◆ PROVIDED RECORDS:

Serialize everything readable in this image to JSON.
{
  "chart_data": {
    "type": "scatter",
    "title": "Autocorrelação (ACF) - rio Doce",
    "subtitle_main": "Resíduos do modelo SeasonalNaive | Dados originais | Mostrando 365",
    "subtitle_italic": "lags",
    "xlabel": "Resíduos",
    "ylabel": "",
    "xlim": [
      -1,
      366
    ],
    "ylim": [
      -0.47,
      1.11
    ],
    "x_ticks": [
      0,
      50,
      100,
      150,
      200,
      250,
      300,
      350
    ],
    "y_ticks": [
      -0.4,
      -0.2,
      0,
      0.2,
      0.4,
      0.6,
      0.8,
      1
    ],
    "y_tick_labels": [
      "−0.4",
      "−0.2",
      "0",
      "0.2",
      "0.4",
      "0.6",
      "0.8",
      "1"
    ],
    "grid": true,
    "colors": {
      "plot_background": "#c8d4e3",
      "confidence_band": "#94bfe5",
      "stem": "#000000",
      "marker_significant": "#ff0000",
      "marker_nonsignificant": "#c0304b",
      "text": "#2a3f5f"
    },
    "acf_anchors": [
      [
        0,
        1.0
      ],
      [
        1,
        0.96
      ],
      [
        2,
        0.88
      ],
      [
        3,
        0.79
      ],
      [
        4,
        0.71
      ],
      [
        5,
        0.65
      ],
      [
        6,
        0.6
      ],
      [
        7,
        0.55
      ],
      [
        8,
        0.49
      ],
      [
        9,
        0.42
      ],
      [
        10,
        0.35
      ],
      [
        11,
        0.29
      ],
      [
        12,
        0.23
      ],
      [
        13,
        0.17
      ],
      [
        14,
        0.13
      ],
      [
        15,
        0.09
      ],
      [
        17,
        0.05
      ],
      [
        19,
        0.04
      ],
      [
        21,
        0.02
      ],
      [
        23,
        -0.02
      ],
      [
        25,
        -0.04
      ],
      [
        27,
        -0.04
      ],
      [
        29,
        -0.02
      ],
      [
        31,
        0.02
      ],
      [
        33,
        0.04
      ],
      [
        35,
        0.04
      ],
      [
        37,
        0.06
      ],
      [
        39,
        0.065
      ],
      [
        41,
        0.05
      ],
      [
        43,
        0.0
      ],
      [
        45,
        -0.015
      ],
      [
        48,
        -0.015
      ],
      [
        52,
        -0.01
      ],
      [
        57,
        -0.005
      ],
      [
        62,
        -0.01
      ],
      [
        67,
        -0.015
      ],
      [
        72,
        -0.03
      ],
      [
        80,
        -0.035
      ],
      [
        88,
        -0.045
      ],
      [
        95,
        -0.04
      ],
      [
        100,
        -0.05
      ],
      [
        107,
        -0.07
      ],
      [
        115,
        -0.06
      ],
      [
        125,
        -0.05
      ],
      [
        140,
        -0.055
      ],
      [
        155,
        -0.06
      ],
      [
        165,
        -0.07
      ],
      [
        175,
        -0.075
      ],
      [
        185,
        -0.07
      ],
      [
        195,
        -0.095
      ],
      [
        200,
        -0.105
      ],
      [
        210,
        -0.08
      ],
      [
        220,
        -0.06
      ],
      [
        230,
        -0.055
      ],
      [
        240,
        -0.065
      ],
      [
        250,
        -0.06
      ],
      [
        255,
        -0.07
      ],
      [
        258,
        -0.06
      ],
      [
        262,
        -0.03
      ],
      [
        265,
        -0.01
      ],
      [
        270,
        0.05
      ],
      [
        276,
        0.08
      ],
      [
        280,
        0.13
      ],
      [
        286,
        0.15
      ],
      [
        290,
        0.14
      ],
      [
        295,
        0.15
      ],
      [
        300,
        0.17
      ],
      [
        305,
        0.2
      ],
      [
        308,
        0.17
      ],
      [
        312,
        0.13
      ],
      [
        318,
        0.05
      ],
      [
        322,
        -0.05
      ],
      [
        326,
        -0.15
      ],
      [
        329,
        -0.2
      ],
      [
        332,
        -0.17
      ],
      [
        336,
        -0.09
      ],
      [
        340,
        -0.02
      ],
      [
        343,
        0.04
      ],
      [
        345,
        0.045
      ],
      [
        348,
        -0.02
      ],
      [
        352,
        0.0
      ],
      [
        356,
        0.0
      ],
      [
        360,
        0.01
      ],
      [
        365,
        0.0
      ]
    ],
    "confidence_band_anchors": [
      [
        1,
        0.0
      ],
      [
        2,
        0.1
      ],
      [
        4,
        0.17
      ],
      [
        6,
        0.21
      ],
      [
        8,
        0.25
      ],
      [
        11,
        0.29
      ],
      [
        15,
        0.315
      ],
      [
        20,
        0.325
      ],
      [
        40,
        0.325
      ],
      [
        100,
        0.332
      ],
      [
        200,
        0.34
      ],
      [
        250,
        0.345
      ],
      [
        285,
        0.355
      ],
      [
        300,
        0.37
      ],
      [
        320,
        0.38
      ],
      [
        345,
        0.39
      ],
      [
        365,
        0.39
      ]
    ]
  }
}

◆ TASK DIRECTIONS: Set out the complete listing exactly as shown.

◆ FULL ANSWER:
Serialize everything readable in this image to JSON.
{
  "chart_data": {
    "type": "scatter",
    "title": "Autocorrelação (ACF) - rio Doce",
    "subtitle_main": "Resíduos do modelo SeasonalNaive | Dados originais | Mostrando 365",
    "subtitle_italic": "lags",
    "xlabel": "Resíduos",
    "ylabel": "",
    "xlim": [
      -1,
      366
    ],
    "ylim": [
      -0.47,
      1.11
    ],
    "x_ticks": [
      0,
      50,
      100,
      150,
      200,
      250,
      300,
      350
    ],
    "y_ticks": [
      -0.4,
      -0.2,
      0,
      0.2,
      0.4,
      0.6,
      0.8,
      1
    ],
    "y_tick_labels": [
      "−0.4",
      "−0.2",
      "0",
      "0.2",
      "0.4",
      "0.6",
      "0.8",
      "1"
    ],
    "grid": true,
    "colors": {
      "plot_background": "#c8d4e3",
      "confidence_band": "#94bfe5",
      "stem": "#000000",
      "marker_significant": "#ff0000",
      "marker_nonsignificant": "#c0304b",
      "text": "#2a3f5f"
    },
    "acf_anchors": [
      [
        0,
        1.0
      ],
      [
        1,
        0.96
      ],
      [
        2,
        0.88
      ],
      [
        3,
        0.79
      ],
      [
        4,
        0.71
      ],
      [
        5,
        0.65
      ],
      [
        6,
        0.6
      ],
      [
        7,
        0.55
      ],
      [
        8,
        0.49
      ],
      [
        9,
        0.42
      ],
      [
        10,
        0.35
      ],
      [
        11,
        0.29
      ],
      [
        12,
        0.23
      ],
      [
        13,
        0.17
      ],
      [
        14,
        0.13
      ],
      [
        15,
        0.09
      ],
      [
        17,
        0.05
      ],
      [
        19,
        0.04
      ],
      [
        21,
        0.02
      ],
      [
        23,
        -0.02
      ],
      [
        25,
        -0.04
      ],
      [
        27,
        -0.04
      ],
      [
        29,
        -0.02
      ],
      [
        31,
        0.02
      ],
      [
        33,
        0.04
      ],
      [
        35,
        0.04
      ],
      [
        37,
        0.06
      ],
      [
        39,
        0.065
      ],
      [
        41,
        0.05
      ],
      [
        43,
        0.0
      ],
      [
        45,
        -0.015
      ],
      [
        48,
        -0.015
      ],
      [
        52,
        -0.01
      ],
      [
        57,
        -0.005
      ],
      [
        62,
        -0.01
      ],
      [
        67,
        -0.015
      ],
      [
        72,
        -0.03
      ],
      [
        80,
        -0.035
      ],
      [
        88,
        -0.045
      ],
      [
        95,
        -0.04
      ],
      [
        100,
        -0.05
      ],
      [
        107,
        -0.07
      ],
      [
        115,
        -0.06
      ],
      [
        125,
        -0.05
      ],
      [
        140,
        -0.055
      ],
      [
        155,
        -0.06
      ],
      [
        165,
        -0.07
      ],
      [
        175,
        -0.075
      ],
      [
        185,
        -0.07
      ],
      [
        195,
        -0.095
      ],
      [
        200,
        -0.105
      ],
      [
        210,
        -0.08
      ],
      [
        220,
        -0.06
      ],
      [
        230,
        -0.055
      ],
      [
        240,
        -0.065
      ],
      [
        250,
        -0.06
      ],
      [
        255,
        -0.07
      ],
      [
        258,
        -0.06
      ],
      [
        262,
        -0.03
      ],
      [
        265,
        -0.01
      ],
      [
        270,
        0.05
      ],
      [
        276,
        0.08
      ],
      [
        280,
        0.13
      ],
      [
        286,
        0.15
      ],
      [
        290,
        0.14
      ],
      [
        295,
        0.15
      ],
      [
        300,
        0.17
      ],
      [
        305,
        0.2
      ],
      [
        308,
        0.17
      ],
      [
        312,
        0.13
      ],
      [
        318,
        0.05
      ],
      [
        322,
        -0.05
      ],
      [
        326,
        -0.15
      ],
      [
        329,
        -0.2
      ],
      [
        332,
        -0.17
      ],
      [
        336,
        -0.09
      ],
      [
        340,
        -0.02
      ],
      [
        343,
        0.04
      ],
      [
        345,
        0.045
      ],
      [
        348,
        -0.02
      ],
      [
        352,
        0.0
      ],
      [
        356,
        0.0
      ],
      [
        360,
        0.01
      ],
      [
        365,
        0.0
      ]
    ],
    "confidence_band_anchors": [
      [
        1,
        0.0
      ],
      [
        2,
        0.1
      ],
      [
        4,
        0.17
      ],
      [
        6,
        0.21
      ],
      [
        8,
        0.25
      ],
      [
        11,
        0.29
      ],
      [
        15,
        0.315
      ],
      [
        20,
        0.325
      ],
      [
        40,
        0.325
      ],
      [
        100,
        0.332
      ],
      [
        200,
        0.34
      ],
      [
        250,
        0.345
      ],
      [
        285,
        0.355
      ],
      [
        300,
        0.37
      ],
      [
        320,
        0.38
      ],
      [
        345,
        0.39
      ],
      [
        365,
        0.39
      ]
    ]
  }
}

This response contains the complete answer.